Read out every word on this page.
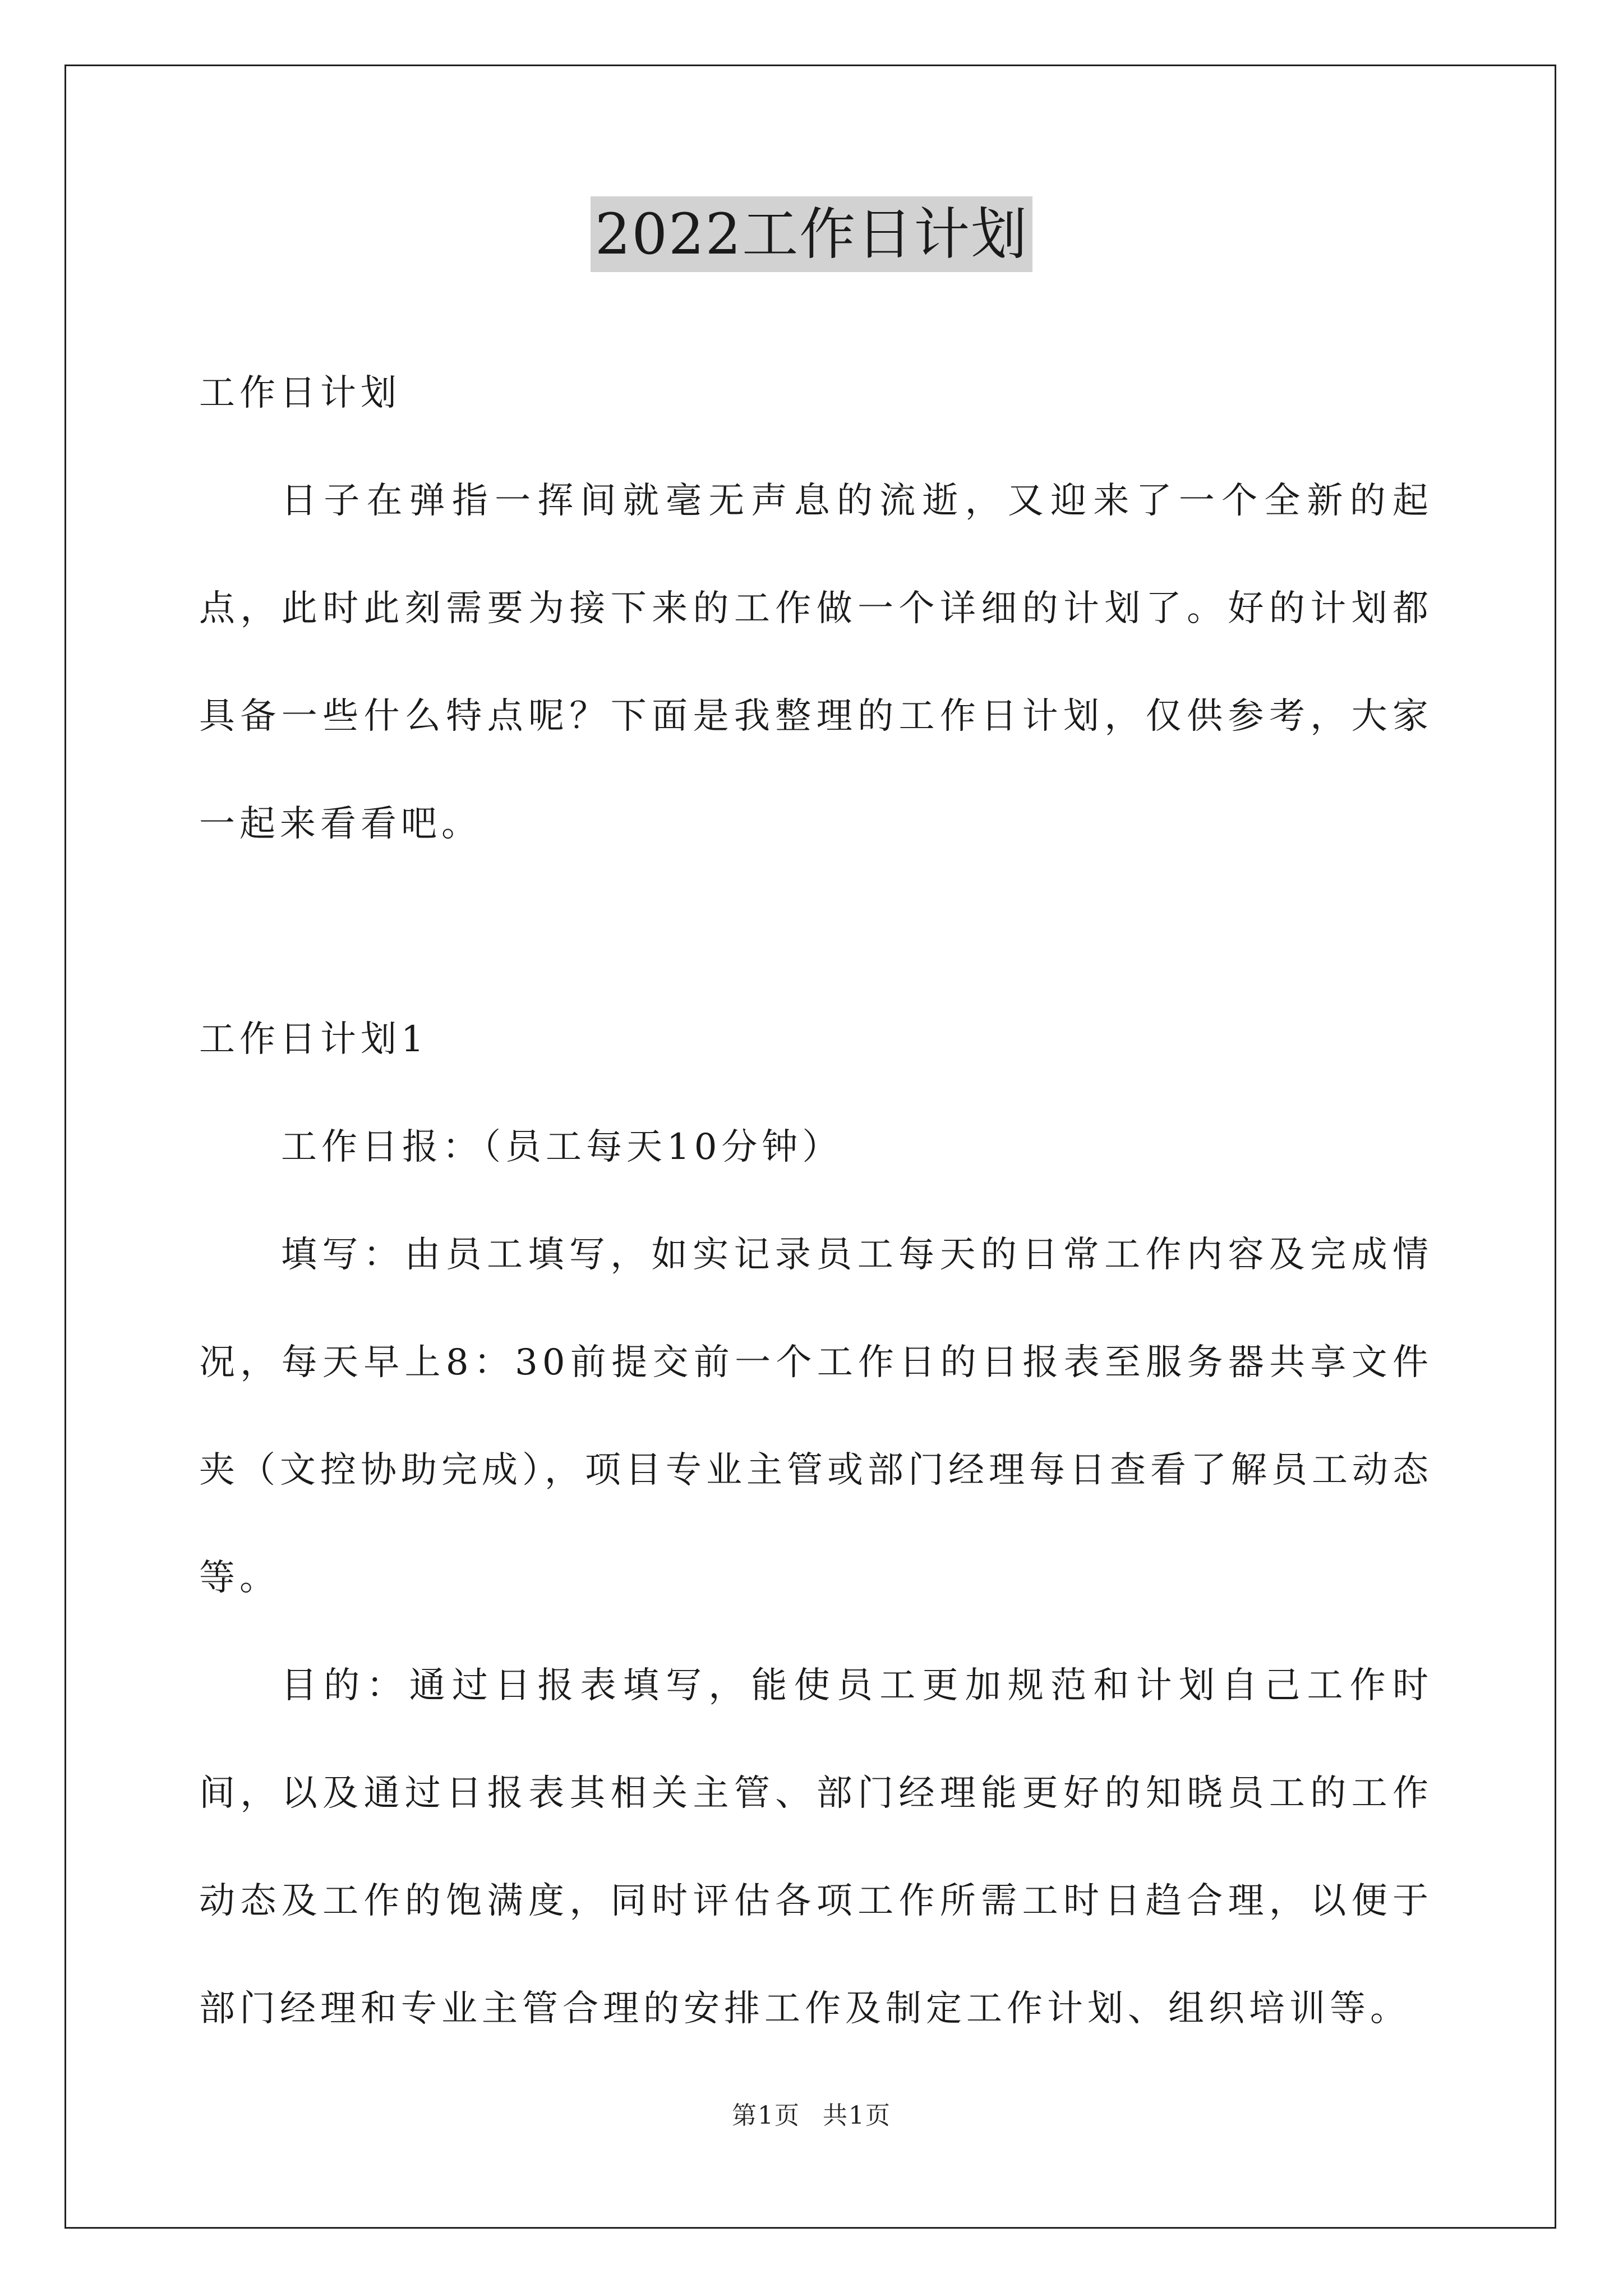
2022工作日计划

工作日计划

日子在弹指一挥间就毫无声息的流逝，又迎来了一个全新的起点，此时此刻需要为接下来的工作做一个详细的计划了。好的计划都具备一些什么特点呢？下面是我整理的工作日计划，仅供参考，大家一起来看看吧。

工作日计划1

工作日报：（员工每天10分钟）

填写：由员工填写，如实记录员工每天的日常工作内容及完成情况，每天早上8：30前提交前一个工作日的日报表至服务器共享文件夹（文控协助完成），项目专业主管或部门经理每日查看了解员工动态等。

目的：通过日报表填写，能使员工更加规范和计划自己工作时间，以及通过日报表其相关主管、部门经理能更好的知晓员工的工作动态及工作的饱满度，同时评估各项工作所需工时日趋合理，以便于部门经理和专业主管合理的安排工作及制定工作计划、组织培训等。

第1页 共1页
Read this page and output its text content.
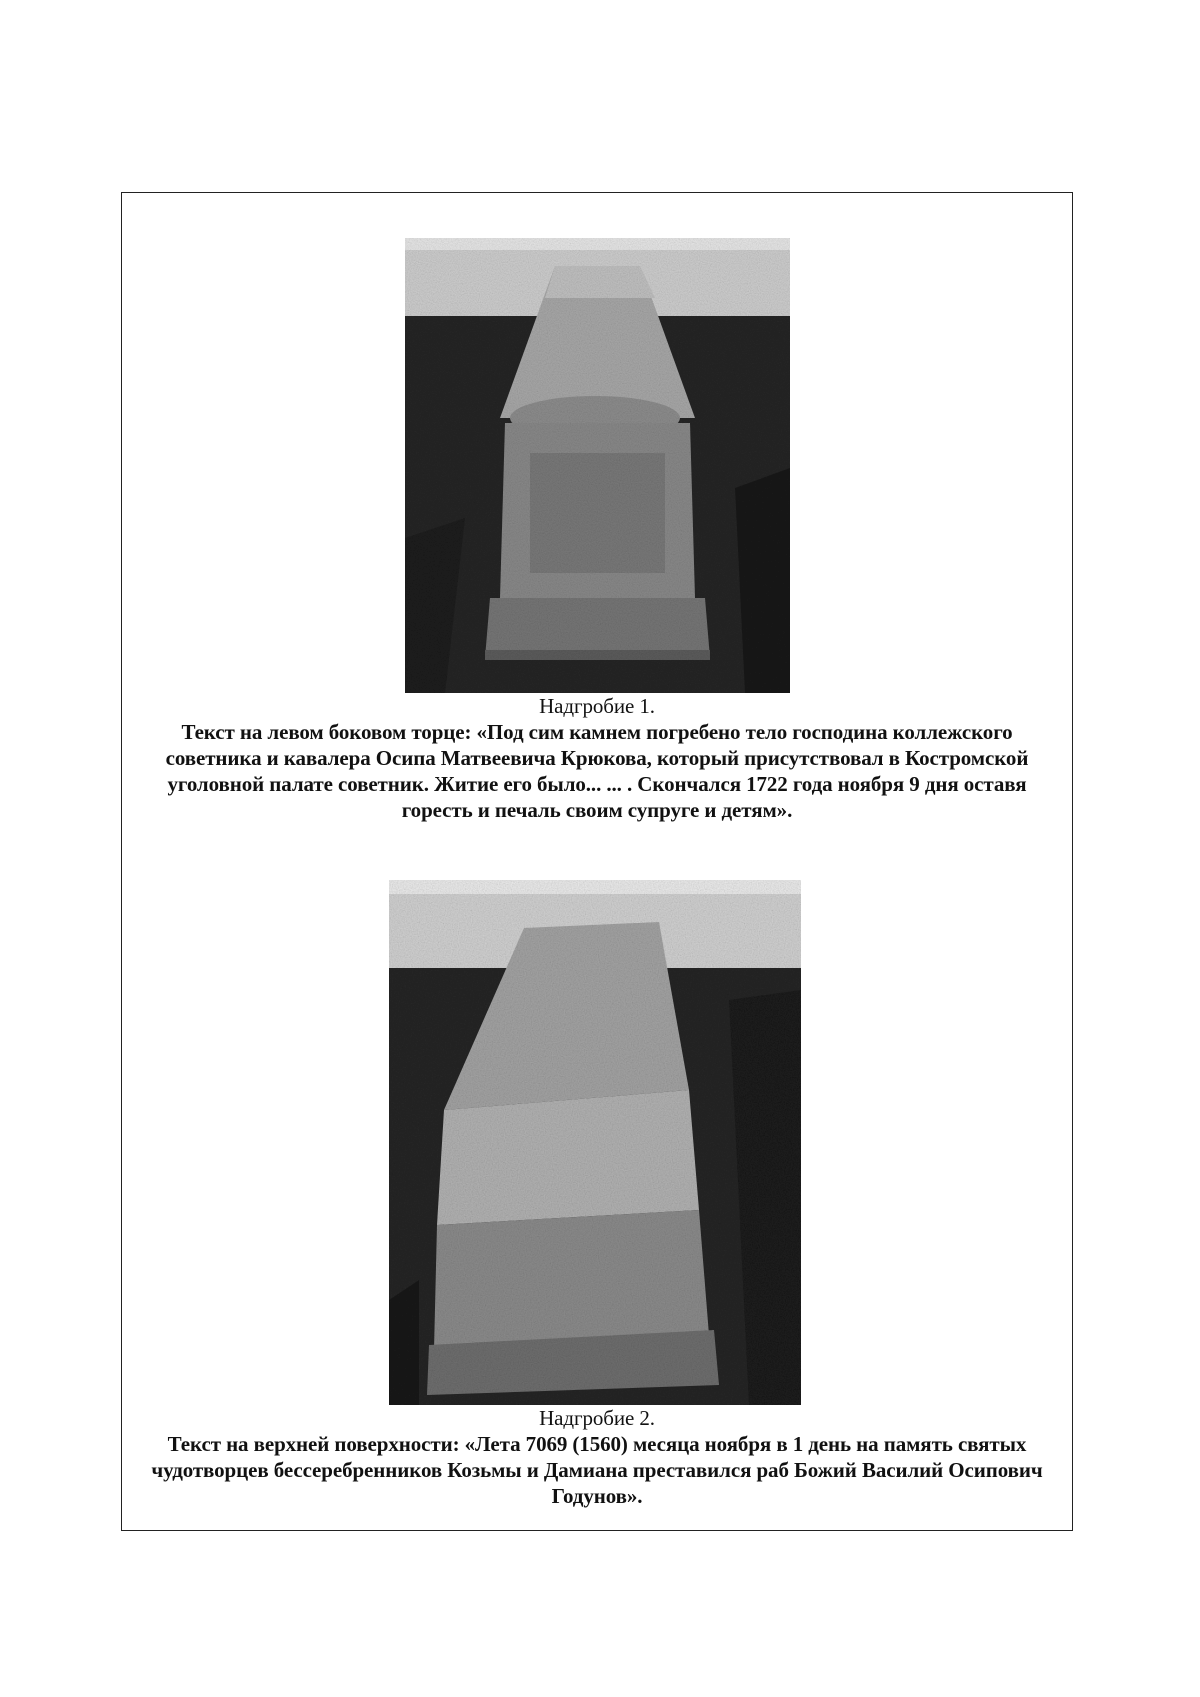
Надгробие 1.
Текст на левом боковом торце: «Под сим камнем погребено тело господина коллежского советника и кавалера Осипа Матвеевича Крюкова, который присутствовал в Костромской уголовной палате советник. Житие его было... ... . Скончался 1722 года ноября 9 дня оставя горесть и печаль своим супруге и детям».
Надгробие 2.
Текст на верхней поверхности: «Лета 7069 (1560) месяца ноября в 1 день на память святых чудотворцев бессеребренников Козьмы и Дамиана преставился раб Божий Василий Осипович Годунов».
---
[Challenge]
Copy each line of the records precisely and drop any images they hold.

[Expected answer]
Read out every word on this page.
2022工作日计划

工作日计划

日子在弹指一挥间就毫无声息的流逝，又迎来了一个全新的起点，此时此刻需要为接下来的工作做一个详细的计划了。好的计划都具备一些什么特点呢？下面是我整理的工作日计划，仅供参考，大家一起来看看吧。

工作日计划1

工作日报：（员工每天10分钟）

填写：由员工填写，如实记录员工每天的日常工作内容及完成情况，每天早上8：30前提交前一个工作日的日报表至服务器共享文件夹（文控协助完成），项目专业主管或部门经理每日查看了解员工动态等。

目的：通过日报表填写，能使员工更加规范和计划自己工作时间，以及通过日报表其相关主管、部门经理能更好的知晓员工的工作动态及工作的饱满度，同时评估各项工作所需工时日趋合理，以便于部门经理和专业主管合理的安排工作及制定工作计划、组织培训等。

第1页 共1页
Read this page and output its text content.
Надгробие 1.
Текст на левом боковом торце: «Под сим камнем погребено тело господина коллежского советника и кавалера Осипа Матвеевича Крюкова, который присутствовал в Костромской уголовной палате советник. Житие его было... ... . Скончался 1722 года ноября 9 дня оставя горесть и печаль своим супруге и детям».
Надгробие 2.
Текст на верхней поверхности: «Лета 7069 (1560) месяца ноября в 1 день на память святых чудотворцев бессеребренников Козьмы и Дамиана преставился раб Божий Василий Осипович Годунов».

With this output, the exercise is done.